### What you have to do
Output every record below exactly as it appears.
◆ ◆ ◆
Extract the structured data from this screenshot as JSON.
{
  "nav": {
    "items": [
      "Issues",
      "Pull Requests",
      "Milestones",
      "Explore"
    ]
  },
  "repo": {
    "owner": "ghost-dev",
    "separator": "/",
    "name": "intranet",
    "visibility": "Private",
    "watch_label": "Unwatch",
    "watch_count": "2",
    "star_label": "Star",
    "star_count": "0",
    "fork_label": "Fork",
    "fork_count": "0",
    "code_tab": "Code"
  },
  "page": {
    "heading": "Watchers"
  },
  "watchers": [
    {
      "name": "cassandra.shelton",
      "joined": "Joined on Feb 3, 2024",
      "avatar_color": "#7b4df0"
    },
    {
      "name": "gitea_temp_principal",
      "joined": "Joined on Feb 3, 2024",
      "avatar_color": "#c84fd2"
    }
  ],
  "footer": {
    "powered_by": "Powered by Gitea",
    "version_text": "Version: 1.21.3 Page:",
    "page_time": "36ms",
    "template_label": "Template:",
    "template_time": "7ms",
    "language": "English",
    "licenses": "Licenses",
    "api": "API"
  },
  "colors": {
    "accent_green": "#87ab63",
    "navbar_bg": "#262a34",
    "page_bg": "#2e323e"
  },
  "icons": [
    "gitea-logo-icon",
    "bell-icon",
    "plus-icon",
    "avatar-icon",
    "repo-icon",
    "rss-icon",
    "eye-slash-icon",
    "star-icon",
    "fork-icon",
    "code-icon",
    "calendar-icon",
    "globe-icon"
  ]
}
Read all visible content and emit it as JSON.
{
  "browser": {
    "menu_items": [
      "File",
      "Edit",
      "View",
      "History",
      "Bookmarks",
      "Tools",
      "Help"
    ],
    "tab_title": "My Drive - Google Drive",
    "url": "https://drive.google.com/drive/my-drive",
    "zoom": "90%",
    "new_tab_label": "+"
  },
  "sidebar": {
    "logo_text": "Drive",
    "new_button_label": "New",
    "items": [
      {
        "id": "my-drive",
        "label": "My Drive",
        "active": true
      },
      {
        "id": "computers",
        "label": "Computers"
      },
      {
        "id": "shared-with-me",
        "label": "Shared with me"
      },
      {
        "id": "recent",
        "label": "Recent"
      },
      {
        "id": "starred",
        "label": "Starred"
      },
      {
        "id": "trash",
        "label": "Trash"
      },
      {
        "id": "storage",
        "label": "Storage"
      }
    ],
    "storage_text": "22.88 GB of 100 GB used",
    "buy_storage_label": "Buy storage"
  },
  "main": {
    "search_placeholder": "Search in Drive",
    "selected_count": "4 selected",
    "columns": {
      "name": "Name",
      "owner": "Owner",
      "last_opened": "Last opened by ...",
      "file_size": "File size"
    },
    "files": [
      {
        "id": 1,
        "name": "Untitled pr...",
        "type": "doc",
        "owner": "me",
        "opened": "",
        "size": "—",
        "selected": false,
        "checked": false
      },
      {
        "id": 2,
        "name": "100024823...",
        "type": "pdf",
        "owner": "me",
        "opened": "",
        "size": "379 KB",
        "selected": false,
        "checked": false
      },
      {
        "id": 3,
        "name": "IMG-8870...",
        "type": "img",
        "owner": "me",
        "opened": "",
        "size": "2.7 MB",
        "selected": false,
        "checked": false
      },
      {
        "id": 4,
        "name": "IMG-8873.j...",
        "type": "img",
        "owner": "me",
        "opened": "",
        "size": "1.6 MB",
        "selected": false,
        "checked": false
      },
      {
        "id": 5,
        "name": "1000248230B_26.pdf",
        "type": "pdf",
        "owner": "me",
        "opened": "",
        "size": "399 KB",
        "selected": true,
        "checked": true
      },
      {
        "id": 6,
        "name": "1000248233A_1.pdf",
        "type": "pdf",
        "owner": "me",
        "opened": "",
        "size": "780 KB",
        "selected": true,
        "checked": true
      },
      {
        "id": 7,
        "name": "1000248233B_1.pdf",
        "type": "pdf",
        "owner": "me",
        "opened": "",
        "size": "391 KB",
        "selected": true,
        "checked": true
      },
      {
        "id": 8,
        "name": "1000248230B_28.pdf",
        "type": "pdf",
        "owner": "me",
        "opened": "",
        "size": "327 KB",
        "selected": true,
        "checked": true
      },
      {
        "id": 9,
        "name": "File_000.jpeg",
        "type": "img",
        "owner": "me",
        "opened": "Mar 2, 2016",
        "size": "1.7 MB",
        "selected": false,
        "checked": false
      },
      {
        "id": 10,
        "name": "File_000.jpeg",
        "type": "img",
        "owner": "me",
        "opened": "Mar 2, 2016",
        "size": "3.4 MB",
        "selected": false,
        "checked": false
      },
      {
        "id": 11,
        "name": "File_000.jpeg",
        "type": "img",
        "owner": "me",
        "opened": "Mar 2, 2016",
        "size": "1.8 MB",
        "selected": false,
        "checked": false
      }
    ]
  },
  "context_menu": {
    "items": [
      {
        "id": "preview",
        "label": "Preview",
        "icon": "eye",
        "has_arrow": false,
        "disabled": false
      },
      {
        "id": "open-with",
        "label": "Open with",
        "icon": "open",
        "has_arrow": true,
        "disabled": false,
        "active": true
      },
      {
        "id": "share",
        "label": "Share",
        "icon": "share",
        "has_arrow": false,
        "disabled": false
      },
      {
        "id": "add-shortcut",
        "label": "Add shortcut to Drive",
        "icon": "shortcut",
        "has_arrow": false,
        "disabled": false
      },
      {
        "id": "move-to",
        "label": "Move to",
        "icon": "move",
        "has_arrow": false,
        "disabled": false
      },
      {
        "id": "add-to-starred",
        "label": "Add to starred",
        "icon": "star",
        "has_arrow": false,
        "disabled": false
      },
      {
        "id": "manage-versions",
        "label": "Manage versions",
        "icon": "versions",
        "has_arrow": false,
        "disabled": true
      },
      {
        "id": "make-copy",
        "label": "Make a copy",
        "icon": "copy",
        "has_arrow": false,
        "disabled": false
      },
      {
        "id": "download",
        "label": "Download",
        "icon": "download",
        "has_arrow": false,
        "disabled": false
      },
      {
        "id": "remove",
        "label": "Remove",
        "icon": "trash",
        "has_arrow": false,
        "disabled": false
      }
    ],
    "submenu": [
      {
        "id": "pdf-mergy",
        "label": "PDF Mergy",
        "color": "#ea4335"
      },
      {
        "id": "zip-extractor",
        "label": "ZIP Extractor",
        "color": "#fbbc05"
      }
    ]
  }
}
◆ ◆ ◆
### Result of this task
Extract the structured data from this screenshot as JSON.
{
  "nav": {
    "items": [
      "Issues",
      "Pull Requests",
      "Milestones",
      "Explore"
    ]
  },
  "repo": {
    "owner": "ghost-dev",
    "separator": "/",
    "name": "intranet",
    "visibility": "Private",
    "watch_label": "Unwatch",
    "watch_count": "2",
    "star_label": "Star",
    "star_count": "0",
    "fork_label": "Fork",
    "fork_count": "0",
    "code_tab": "Code"
  },
  "page": {
    "heading": "Watchers"
  },
  "watchers": [
    {
      "name": "cassandra.shelton",
      "joined": "Joined on Feb 3, 2024",
      "avatar_color": "#7b4df0"
    },
    {
      "name": "gitea_temp_principal",
      "joined": "Joined on Feb 3, 2024",
      "avatar_color": "#c84fd2"
    }
  ],
  "footer": {
    "powered_by": "Powered by Gitea",
    "version_text": "Version: 1.21.3 Page:",
    "page_time": "36ms",
    "template_label": "Template:",
    "template_time": "7ms",
    "language": "English",
    "licenses": "Licenses",
    "api": "API"
  },
  "colors": {
    "accent_green": "#87ab63",
    "navbar_bg": "#262a34",
    "page_bg": "#2e323e"
  },
  "icons": [
    "gitea-logo-icon",
    "bell-icon",
    "plus-icon",
    "avatar-icon",
    "repo-icon",
    "rss-icon",
    "eye-slash-icon",
    "star-icon",
    "fork-icon",
    "code-icon",
    "calendar-icon",
    "globe-icon"
  ]
}
Read all visible content and emit it as JSON.
{
  "browser": {
    "menu_items": [
      "File",
      "Edit",
      "View",
      "History",
      "Bookmarks",
      "Tools",
      "Help"
    ],
    "tab_title": "My Drive - Google Drive",
    "url": "https://drive.google.com/drive/my-drive",
    "zoom": "90%",
    "new_tab_label": "+"
  },
  "sidebar": {
    "logo_text": "Drive",
    "new_button_label": "New",
    "items": [
      {
        "id": "my-drive",
        "label": "My Drive",
        "active": true
      },
      {
        "id": "computers",
        "label": "Computers"
      },
      {
        "id": "shared-with-me",
        "label": "Shared with me"
      },
      {
        "id": "recent",
        "label": "Recent"
      },
      {
        "id": "starred",
        "label": "Starred"
      },
      {
        "id": "trash",
        "label": "Trash"
      },
      {
        "id": "storage",
        "label": "Storage"
      }
    ],
    "storage_text": "22.88 GB of 100 GB used",
    "buy_storage_label": "Buy storage"
  },
  "main": {
    "search_placeholder": "Search in Drive",
    "selected_count": "4 selected",
    "columns": {
      "name": "Name",
      "owner": "Owner",
      "last_opened": "Last opened by ...",
      "file_size": "File size"
    },
    "files": [
      {
        "id": 1,
        "name": "Untitled pr...",
        "type": "doc",
        "owner": "me",
        "opened": "",
        "size": "—",
        "selected": false,
        "checked": false
      },
      {
        "id": 2,
        "name": "100024823...",
        "type": "pdf",
        "owner": "me",
        "opened": "",
        "size": "379 KB",
        "selected": false,
        "checked": false
      },
      {
        "id": 3,
        "name": "IMG-8870...",
        "type": "img",
        "owner": "me",
        "opened": "",
        "size": "2.7 MB",
        "selected": false,
        "checked": false
      },
      {
        "id": 4,
        "name": "IMG-8873.j...",
        "type": "img",
        "owner": "me",
        "opened": "",
        "size": "1.6 MB",
        "selected": false,
        "checked": false
      },
      {
        "id": 5,
        "name": "1000248230B_26.pdf",
        "type": "pdf",
        "owner": "me",
        "opened": "",
        "size": "399 KB",
        "selected": true,
        "checked": true
      },
      {
        "id": 6,
        "name": "1000248233A_1.pdf",
        "type": "pdf",
        "owner": "me",
        "opened": "",
        "size": "780 KB",
        "selected": true,
        "checked": true
      },
      {
        "id": 7,
        "name": "1000248233B_1.pdf",
        "type": "pdf",
        "owner": "me",
        "opened": "",
        "size": "391 KB",
        "selected": true,
        "checked": true
      },
      {
        "id": 8,
        "name": "1000248230B_28.pdf",
        "type": "pdf",
        "owner": "me",
        "opened": "",
        "size": "327 KB",
        "selected": true,
        "checked": true
      },
      {
        "id": 9,
        "name": "File_000.jpeg",
        "type": "img",
        "owner": "me",
        "opened": "Mar 2, 2016",
        "size": "1.7 MB",
        "selected": false,
        "checked": false
      },
      {
        "id": 10,
        "name": "File_000.jpeg",
        "type": "img",
        "owner": "me",
        "opened": "Mar 2, 2016",
        "size": "3.4 MB",
        "selected": false,
        "checked": false
      },
      {
        "id": 11,
        "name": "File_000.jpeg",
        "type": "img",
        "owner": "me",
        "opened": "Mar 2, 2016",
        "size": "1.8 MB",
        "selected": false,
        "checked": false
      }
    ]
  },
  "context_menu": {
    "items": [
      {
        "id": "preview",
        "label": "Preview",
        "icon": "eye",
        "has_arrow": false,
        "disabled": false
      },
      {
        "id": "open-with",
        "label": "Open with",
        "icon": "open",
        "has_arrow": true,
        "disabled": false,
        "active": true
      },
      {
        "id": "share",
        "label": "Share",
        "icon": "share",
        "has_arrow": false,
        "disabled": false
      },
      {
        "id": "add-shortcut",
        "label": "Add shortcut to Drive",
        "icon": "shortcut",
        "has_arrow": false,
        "disabled": false
      },
      {
        "id": "move-to",
        "label": "Move to",
        "icon": "move",
        "has_arrow": false,
        "disabled": false
      },
      {
        "id": "add-to-starred",
        "label": "Add to starred",
        "icon": "star",
        "has_arrow": false,
        "disabled": false
      },
      {
        "id": "manage-versions",
        "label": "Manage versions",
        "icon": "versions",
        "has_arrow": false,
        "disabled": true
      },
      {
        "id": "make-copy",
        "label": "Make a copy",
        "icon": "copy",
        "has_arrow": false,
        "disabled": false
      },
      {
        "id": "download",
        "label": "Download",
        "icon": "download",
        "has_arrow": false,
        "disabled": false
      },
      {
        "id": "remove",
        "label": "Remove",
        "icon": "trash",
        "has_arrow": false,
        "disabled": false
      }
    ],
    "submenu": [
      {
        "id": "pdf-mergy",
        "label": "PDF Mergy",
        "color": "#ea4335"
      },
      {
        "id": "zip-extractor",
        "label": "ZIP Extractor",
        "color": "#fbbc05"
      }
    ]
  }
}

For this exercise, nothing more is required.